↓

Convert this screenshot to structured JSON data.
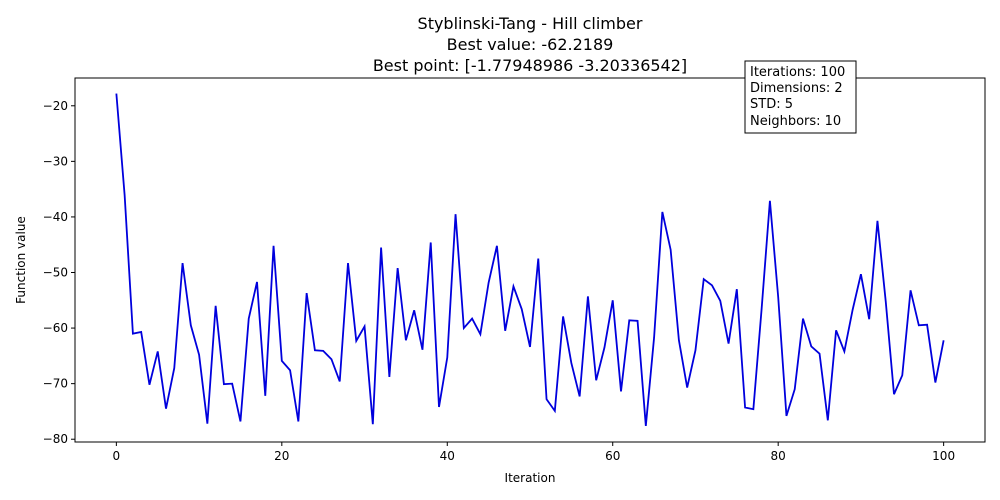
{
  "chart_data": {
    "type": "line",
    "title_lines": [
      "Styblinski-Tang - Hill climber",
      "Best value: -62.2189",
      "Best point: [-1.77948986 -3.20336542]"
    ],
    "xlabel": "Iteration",
    "ylabel": "Function value",
    "xlim": [
      -5,
      105
    ],
    "ylim": [
      -80.5,
      -15
    ],
    "xticks": [
      0,
      20,
      40,
      60,
      80,
      100
    ],
    "yticks": [
      -80,
      -70,
      -60,
      -50,
      -40,
      -30,
      -20
    ],
    "grid": false,
    "info_box": {
      "lines": [
        "Iterations: 100",
        "Dimensions: 2",
        "STD: 5",
        "Neighbors: 10"
      ],
      "placement": "top-right"
    },
    "series": [
      {
        "color": "#0000dd",
        "x": [
          0,
          1,
          2,
          3,
          4,
          5,
          6,
          7,
          8,
          9,
          10,
          11,
          12,
          13,
          14,
          15,
          16,
          17,
          18,
          19,
          20,
          21,
          22,
          23,
          24,
          25,
          26,
          27,
          28,
          29,
          30,
          31,
          32,
          33,
          34,
          35,
          36,
          37,
          38,
          39,
          40,
          41,
          42,
          43,
          44,
          45,
          46,
          47,
          48,
          49,
          50,
          51,
          52,
          53,
          54,
          55,
          56,
          57,
          58,
          59,
          60,
          61,
          62,
          63,
          64,
          65,
          66,
          67,
          68,
          69,
          70,
          71,
          72,
          73,
          74,
          75,
          76,
          77,
          78,
          79,
          80,
          81,
          82,
          83,
          84,
          85,
          86,
          87,
          88,
          89,
          90,
          91,
          92,
          93,
          94,
          95,
          96,
          97,
          98,
          99,
          100
        ],
        "y": [
          -17.8,
          -36.1,
          -61.0,
          -60.7,
          -70.2,
          -64.2,
          -74.5,
          -67.2,
          -48.3,
          -59.5,
          -64.8,
          -77.2,
          -56.0,
          -70.1,
          -70.0,
          -76.8,
          -58.3,
          -51.7,
          -72.2,
          -45.2,
          -65.9,
          -67.6,
          -76.8,
          -53.7,
          -64.0,
          -64.1,
          -65.6,
          -69.6,
          -48.3,
          -62.3,
          -59.7,
          -77.3,
          -45.5,
          -68.8,
          -49.2,
          -62.2,
          -56.8,
          -63.9,
          -44.6,
          -74.2,
          -65.3,
          -39.5,
          -60.0,
          -58.3,
          -61.1,
          -51.8,
          -45.2,
          -60.5,
          -52.5,
          -56.6,
          -63.4,
          -47.5,
          -72.8,
          -74.9,
          -57.9,
          -66.3,
          -72.3,
          -54.3,
          -69.4,
          -63.5,
          -55.0,
          -71.4,
          -58.6,
          -58.7,
          -77.6,
          -61.7,
          -39.1,
          -45.9,
          -62.2,
          -70.7,
          -64.0,
          -51.2,
          -52.3,
          -55.1,
          -62.8,
          -53.0,
          -74.3,
          -74.6,
          -56.5,
          -37.1,
          -54.4,
          -75.8,
          -71.0,
          -58.3,
          -63.3,
          -64.6,
          -76.6,
          -60.4,
          -64.2,
          -56.7,
          -50.3,
          -58.4,
          -40.7,
          -55.2,
          -71.9,
          -68.5,
          -53.2,
          -59.5,
          -59.4,
          -69.8,
          -62.2
        ]
      }
    ]
  }
}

↑

Repeat the data exactly, excluding the pictures.

Convert this screenshot to structured JSON data.
{
  "chart_data": {
    "type": "line",
    "title_lines": [
      "Styblinski-Tang - Hill climber",
      "Best value: -62.2189",
      "Best point: [-1.77948986 -3.20336542]"
    ],
    "xlabel": "Iteration",
    "ylabel": "Function value",
    "xlim": [
      -5,
      105
    ],
    "ylim": [
      -80.5,
      -15
    ],
    "xticks": [
      0,
      20,
      40,
      60,
      80,
      100
    ],
    "yticks": [
      -80,
      -70,
      -60,
      -50,
      -40,
      -30,
      -20
    ],
    "grid": false,
    "info_box": {
      "lines": [
        "Iterations: 100",
        "Dimensions: 2",
        "STD: 5",
        "Neighbors: 10"
      ],
      "placement": "top-right"
    },
    "series": [
      {
        "color": "#0000dd",
        "x": [
          0,
          1,
          2,
          3,
          4,
          5,
          6,
          7,
          8,
          9,
          10,
          11,
          12,
          13,
          14,
          15,
          16,
          17,
          18,
          19,
          20,
          21,
          22,
          23,
          24,
          25,
          26,
          27,
          28,
          29,
          30,
          31,
          32,
          33,
          34,
          35,
          36,
          37,
          38,
          39,
          40,
          41,
          42,
          43,
          44,
          45,
          46,
          47,
          48,
          49,
          50,
          51,
          52,
          53,
          54,
          55,
          56,
          57,
          58,
          59,
          60,
          61,
          62,
          63,
          64,
          65,
          66,
          67,
          68,
          69,
          70,
          71,
          72,
          73,
          74,
          75,
          76,
          77,
          78,
          79,
          80,
          81,
          82,
          83,
          84,
          85,
          86,
          87,
          88,
          89,
          90,
          91,
          92,
          93,
          94,
          95,
          96,
          97,
          98,
          99,
          100
        ],
        "y": [
          -17.8,
          -36.1,
          -61.0,
          -60.7,
          -70.2,
          -64.2,
          -74.5,
          -67.2,
          -48.3,
          -59.5,
          -64.8,
          -77.2,
          -56.0,
          -70.1,
          -70.0,
          -76.8,
          -58.3,
          -51.7,
          -72.2,
          -45.2,
          -65.9,
          -67.6,
          -76.8,
          -53.7,
          -64.0,
          -64.1,
          -65.6,
          -69.6,
          -48.3,
          -62.3,
          -59.7,
          -77.3,
          -45.5,
          -68.8,
          -49.2,
          -62.2,
          -56.8,
          -63.9,
          -44.6,
          -74.2,
          -65.3,
          -39.5,
          -60.0,
          -58.3,
          -61.1,
          -51.8,
          -45.2,
          -60.5,
          -52.5,
          -56.6,
          -63.4,
          -47.5,
          -72.8,
          -74.9,
          -57.9,
          -66.3,
          -72.3,
          -54.3,
          -69.4,
          -63.5,
          -55.0,
          -71.4,
          -58.6,
          -58.7,
          -77.6,
          -61.7,
          -39.1,
          -45.9,
          -62.2,
          -70.7,
          -64.0,
          -51.2,
          -52.3,
          -55.1,
          -62.8,
          -53.0,
          -74.3,
          -74.6,
          -56.5,
          -37.1,
          -54.4,
          -75.8,
          -71.0,
          -58.3,
          -63.3,
          -64.6,
          -76.6,
          -60.4,
          -64.2,
          -56.7,
          -50.3,
          -58.4,
          -40.7,
          -55.2,
          -71.9,
          -68.5,
          -53.2,
          -59.5,
          -59.4,
          -69.8,
          -62.2
        ]
      }
    ]
  }
}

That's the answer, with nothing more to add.